■ **Task instructions**
Reproduce all the entries exactly.

■ **Material shown**

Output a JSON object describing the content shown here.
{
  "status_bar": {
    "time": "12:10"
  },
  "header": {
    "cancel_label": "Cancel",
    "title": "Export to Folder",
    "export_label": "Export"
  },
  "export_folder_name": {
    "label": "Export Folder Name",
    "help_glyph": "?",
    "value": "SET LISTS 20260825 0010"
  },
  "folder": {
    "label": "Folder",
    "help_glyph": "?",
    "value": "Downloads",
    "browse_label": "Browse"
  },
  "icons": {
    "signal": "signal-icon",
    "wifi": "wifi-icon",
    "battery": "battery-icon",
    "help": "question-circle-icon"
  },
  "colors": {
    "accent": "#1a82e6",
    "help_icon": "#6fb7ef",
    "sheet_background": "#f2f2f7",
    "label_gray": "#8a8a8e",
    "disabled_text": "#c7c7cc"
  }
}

■ **Solution to this problem**
Output a JSON object describing the content shown here.
{
  "status_bar": {
    "time": "12:10"
  },
  "header": {
    "cancel_label": "Cancel",
    "title": "Export to Folder",
    "export_label": "Export"
  },
  "export_folder_name": {
    "label": "Export Folder Name",
    "help_glyph": "?",
    "value": "SET LISTS 20260825 0010"
  },
  "folder": {
    "label": "Folder",
    "help_glyph": "?",
    "value": "Downloads",
    "browse_label": "Browse"
  },
  "icons": {
    "signal": "signal-icon",
    "wifi": "wifi-icon",
    "battery": "battery-icon",
    "help": "question-circle-icon"
  },
  "colors": {
    "accent": "#1a82e6",
    "help_icon": "#6fb7ef",
    "sheet_background": "#f2f2f7",
    "label_gray": "#8a8a8e",
    "disabled_text": "#c7c7cc"
  }
}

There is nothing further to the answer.